SHORT TASK :: Look through the lines below and state how many hold the word "Self". Write only the number.

-------------------------

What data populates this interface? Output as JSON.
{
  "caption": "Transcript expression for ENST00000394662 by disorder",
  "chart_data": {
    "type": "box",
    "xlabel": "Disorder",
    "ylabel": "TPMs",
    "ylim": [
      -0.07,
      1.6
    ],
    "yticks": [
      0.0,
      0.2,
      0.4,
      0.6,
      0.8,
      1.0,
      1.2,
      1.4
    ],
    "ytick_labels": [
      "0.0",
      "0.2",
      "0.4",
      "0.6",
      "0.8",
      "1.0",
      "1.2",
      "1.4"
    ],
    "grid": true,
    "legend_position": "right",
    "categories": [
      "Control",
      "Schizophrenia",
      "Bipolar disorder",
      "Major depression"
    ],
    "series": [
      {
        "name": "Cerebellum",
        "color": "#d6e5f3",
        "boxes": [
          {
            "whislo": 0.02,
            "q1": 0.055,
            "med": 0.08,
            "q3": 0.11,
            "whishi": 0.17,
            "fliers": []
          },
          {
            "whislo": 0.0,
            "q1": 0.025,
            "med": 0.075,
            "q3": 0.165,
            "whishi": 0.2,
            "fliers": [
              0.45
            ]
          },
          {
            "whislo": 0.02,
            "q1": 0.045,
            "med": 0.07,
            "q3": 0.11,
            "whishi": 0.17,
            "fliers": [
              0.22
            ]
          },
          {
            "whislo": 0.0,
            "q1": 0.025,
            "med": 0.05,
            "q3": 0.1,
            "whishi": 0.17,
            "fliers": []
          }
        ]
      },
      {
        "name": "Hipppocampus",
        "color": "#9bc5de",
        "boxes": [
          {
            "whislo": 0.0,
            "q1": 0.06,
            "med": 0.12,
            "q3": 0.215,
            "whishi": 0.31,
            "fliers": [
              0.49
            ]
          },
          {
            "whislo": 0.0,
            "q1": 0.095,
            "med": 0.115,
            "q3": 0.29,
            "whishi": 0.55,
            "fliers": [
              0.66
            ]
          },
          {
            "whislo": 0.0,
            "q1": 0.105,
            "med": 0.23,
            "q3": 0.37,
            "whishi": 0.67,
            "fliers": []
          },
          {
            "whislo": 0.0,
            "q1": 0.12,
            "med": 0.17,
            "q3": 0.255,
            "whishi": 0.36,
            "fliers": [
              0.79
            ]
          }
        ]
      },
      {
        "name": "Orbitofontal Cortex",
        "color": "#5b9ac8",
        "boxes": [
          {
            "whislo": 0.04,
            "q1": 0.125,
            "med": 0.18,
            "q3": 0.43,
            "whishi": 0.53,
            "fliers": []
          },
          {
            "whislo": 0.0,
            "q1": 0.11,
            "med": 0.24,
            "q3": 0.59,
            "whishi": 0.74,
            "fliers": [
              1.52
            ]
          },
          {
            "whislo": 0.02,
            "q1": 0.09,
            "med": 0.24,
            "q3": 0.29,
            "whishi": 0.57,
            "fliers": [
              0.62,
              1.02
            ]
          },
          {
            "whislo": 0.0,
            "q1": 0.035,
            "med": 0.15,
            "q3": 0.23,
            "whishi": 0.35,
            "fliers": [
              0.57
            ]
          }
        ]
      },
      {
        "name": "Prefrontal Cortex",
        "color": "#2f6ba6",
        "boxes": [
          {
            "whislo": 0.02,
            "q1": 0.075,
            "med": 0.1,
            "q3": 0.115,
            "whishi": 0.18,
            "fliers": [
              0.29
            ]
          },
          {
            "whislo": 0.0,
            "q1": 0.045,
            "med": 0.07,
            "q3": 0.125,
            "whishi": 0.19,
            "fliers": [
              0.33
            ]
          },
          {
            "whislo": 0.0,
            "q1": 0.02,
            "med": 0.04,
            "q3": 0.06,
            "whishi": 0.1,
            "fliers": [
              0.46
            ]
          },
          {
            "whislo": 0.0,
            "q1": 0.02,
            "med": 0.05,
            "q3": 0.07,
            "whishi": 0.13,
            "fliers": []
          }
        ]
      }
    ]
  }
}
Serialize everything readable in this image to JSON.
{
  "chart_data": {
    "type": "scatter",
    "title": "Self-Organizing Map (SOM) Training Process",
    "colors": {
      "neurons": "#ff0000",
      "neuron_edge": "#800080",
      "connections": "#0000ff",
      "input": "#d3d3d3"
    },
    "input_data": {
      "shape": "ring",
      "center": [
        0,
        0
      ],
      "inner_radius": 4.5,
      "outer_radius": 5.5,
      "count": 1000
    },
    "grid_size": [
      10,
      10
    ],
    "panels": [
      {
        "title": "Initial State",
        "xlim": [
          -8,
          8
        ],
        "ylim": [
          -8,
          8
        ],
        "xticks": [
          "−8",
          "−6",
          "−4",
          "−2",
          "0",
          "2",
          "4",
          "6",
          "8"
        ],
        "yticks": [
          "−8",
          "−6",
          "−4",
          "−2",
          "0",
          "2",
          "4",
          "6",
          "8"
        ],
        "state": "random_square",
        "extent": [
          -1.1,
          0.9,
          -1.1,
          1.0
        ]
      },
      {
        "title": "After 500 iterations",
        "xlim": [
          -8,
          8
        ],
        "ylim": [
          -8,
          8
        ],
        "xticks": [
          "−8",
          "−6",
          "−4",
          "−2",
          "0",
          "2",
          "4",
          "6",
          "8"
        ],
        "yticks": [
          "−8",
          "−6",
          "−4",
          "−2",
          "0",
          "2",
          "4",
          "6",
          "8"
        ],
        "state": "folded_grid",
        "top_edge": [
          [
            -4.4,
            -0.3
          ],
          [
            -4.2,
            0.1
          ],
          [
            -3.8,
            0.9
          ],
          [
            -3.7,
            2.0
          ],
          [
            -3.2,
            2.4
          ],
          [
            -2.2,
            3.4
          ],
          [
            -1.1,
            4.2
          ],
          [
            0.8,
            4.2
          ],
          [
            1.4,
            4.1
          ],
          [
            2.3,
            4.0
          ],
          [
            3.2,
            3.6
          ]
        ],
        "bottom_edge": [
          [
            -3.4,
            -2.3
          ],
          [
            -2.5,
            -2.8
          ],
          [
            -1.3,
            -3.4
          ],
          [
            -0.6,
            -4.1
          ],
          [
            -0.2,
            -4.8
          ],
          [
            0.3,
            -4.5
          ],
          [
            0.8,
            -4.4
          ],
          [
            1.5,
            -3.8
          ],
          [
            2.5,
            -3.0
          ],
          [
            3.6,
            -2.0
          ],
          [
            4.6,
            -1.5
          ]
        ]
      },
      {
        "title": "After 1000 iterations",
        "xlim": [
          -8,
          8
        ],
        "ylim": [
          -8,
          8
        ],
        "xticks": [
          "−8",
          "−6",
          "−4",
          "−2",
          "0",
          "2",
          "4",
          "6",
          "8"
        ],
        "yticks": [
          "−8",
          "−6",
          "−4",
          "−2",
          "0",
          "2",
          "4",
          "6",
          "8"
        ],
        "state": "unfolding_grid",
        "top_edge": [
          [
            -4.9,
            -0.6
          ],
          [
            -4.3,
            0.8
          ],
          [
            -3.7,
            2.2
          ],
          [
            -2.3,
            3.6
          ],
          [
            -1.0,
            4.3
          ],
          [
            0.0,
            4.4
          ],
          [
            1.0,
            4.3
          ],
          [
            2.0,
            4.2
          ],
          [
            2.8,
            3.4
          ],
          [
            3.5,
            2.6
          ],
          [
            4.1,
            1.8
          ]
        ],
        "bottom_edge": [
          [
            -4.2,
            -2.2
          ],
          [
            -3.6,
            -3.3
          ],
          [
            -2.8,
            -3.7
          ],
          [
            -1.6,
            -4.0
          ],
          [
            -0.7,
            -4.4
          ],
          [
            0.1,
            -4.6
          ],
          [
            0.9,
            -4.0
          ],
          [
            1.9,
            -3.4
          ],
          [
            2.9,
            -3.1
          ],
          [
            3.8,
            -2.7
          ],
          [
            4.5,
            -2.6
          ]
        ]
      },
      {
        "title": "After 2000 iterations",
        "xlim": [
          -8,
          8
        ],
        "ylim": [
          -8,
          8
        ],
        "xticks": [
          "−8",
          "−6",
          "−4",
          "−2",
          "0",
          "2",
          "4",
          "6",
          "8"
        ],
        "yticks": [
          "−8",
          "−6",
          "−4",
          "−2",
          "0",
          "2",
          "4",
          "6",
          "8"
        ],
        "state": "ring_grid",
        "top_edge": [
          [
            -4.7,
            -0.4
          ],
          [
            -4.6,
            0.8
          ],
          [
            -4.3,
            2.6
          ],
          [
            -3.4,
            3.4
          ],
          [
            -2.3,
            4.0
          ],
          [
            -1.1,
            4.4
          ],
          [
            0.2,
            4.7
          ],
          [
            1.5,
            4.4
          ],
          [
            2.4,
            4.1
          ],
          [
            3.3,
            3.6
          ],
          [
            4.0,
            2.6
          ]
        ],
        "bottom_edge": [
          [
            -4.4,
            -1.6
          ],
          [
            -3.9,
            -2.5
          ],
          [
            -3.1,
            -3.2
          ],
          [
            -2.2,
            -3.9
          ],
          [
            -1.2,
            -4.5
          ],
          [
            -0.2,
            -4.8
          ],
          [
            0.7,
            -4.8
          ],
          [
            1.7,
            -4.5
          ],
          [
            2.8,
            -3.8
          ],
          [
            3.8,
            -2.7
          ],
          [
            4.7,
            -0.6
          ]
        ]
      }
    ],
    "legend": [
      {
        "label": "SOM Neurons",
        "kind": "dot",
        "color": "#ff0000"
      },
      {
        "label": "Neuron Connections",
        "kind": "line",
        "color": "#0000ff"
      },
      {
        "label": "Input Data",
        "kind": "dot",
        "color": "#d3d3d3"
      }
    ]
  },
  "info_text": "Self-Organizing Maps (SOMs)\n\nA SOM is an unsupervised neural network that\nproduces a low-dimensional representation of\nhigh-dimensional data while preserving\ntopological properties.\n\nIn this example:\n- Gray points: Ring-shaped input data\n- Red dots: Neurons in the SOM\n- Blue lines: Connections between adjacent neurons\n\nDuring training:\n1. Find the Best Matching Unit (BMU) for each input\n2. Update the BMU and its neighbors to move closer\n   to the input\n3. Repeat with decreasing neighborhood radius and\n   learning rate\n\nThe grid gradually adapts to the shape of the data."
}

-------------------------

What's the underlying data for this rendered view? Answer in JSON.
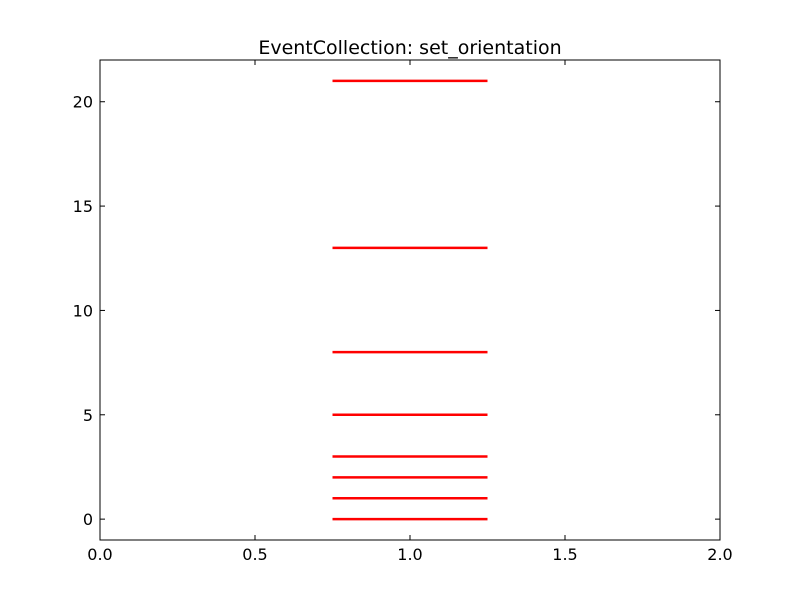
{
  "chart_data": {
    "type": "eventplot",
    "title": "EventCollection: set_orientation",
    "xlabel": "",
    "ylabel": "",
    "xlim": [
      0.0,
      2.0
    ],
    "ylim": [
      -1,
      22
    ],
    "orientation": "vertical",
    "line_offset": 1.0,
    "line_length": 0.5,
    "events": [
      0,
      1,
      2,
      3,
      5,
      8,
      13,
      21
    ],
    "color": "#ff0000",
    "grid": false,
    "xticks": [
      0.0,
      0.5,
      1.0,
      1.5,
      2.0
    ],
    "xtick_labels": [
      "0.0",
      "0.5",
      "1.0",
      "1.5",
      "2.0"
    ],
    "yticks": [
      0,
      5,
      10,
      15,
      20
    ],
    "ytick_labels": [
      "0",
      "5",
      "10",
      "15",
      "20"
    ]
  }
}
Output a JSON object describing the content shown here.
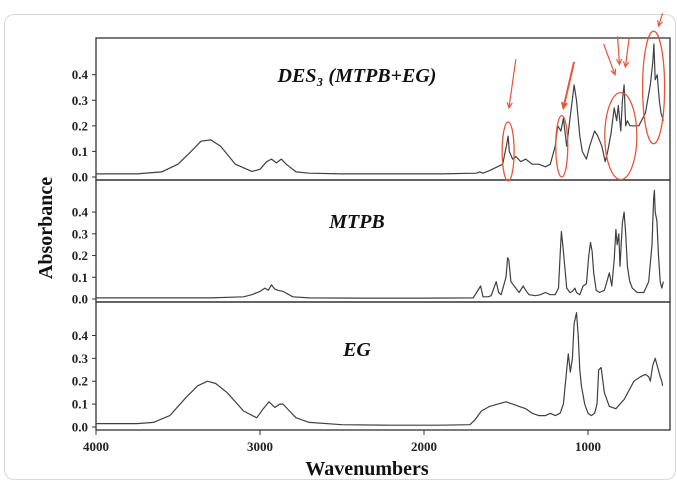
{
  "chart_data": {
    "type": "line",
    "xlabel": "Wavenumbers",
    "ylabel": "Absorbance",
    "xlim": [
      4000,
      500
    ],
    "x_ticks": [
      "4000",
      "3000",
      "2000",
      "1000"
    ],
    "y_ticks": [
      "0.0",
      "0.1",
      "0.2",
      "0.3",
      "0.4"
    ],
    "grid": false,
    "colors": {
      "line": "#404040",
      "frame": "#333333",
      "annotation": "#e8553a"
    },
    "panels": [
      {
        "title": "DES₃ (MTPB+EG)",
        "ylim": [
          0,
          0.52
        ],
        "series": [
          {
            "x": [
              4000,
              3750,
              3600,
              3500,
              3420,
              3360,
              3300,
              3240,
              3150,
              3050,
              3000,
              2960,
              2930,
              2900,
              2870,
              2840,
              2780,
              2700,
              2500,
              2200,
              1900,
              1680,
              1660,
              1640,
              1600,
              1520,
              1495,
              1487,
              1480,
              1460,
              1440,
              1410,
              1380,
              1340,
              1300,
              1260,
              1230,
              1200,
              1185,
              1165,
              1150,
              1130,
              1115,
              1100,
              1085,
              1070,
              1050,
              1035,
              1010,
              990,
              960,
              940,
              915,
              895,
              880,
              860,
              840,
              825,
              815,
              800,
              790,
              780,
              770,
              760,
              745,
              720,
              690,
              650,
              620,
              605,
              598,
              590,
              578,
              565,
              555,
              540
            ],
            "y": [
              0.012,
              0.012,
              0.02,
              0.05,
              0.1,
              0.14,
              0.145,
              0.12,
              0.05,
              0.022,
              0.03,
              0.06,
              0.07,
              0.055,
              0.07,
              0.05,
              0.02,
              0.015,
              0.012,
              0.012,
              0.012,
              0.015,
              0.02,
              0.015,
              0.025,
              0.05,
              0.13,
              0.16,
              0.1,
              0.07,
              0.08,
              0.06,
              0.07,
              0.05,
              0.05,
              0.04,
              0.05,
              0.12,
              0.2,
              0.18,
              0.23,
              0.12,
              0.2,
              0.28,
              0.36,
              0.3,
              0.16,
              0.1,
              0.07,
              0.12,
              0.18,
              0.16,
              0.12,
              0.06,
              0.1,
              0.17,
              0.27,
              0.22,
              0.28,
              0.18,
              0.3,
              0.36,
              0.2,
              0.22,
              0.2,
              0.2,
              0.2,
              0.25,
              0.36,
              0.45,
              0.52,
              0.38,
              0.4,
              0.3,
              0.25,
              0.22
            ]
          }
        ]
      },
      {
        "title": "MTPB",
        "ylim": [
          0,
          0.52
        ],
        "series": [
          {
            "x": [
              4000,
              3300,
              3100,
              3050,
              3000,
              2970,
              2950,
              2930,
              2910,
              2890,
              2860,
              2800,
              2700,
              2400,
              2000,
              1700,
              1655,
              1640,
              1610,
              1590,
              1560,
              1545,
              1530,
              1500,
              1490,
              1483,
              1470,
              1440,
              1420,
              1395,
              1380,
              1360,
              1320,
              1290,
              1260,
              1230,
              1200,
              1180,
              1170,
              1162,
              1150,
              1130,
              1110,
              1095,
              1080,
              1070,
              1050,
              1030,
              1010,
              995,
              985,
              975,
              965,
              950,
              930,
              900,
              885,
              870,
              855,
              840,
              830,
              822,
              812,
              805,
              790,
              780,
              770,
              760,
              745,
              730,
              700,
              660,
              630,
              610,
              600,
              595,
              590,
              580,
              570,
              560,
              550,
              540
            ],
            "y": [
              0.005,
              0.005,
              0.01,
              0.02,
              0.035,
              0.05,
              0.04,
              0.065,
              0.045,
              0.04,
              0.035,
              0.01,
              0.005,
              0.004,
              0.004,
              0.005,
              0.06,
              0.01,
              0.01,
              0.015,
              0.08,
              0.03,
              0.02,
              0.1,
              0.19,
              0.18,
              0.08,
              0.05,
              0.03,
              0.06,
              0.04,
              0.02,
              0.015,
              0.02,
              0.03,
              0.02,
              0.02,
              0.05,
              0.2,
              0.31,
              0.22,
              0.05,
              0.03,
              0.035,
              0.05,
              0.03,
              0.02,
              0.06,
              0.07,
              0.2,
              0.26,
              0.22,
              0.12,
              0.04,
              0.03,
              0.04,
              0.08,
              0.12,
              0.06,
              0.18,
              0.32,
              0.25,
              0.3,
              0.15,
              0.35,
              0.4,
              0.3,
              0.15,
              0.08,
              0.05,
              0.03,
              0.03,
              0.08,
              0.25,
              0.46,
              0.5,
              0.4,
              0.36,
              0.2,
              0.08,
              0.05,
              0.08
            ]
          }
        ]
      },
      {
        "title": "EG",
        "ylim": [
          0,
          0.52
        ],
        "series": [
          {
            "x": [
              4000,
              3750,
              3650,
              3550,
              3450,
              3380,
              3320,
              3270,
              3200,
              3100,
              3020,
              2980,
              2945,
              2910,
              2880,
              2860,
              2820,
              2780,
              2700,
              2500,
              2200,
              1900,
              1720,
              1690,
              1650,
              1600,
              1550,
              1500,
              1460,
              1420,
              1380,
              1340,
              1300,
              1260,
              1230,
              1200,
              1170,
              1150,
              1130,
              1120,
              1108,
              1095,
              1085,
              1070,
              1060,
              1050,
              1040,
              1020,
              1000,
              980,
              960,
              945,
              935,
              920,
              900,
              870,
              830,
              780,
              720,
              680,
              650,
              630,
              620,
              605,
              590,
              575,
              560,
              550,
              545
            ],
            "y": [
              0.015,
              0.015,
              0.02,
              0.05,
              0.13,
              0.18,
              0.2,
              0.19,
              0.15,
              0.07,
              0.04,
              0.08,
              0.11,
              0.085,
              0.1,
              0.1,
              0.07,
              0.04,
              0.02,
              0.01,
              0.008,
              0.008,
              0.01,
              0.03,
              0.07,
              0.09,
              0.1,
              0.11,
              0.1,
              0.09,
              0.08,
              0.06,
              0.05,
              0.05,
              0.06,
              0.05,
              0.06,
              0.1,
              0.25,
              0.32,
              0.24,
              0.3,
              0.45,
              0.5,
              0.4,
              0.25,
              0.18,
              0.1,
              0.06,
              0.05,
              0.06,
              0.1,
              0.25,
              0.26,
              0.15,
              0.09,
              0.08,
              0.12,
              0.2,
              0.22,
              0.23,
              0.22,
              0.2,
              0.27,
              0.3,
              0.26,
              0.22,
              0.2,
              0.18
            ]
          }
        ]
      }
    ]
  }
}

-------------------------

CORRECT RESULT :: 2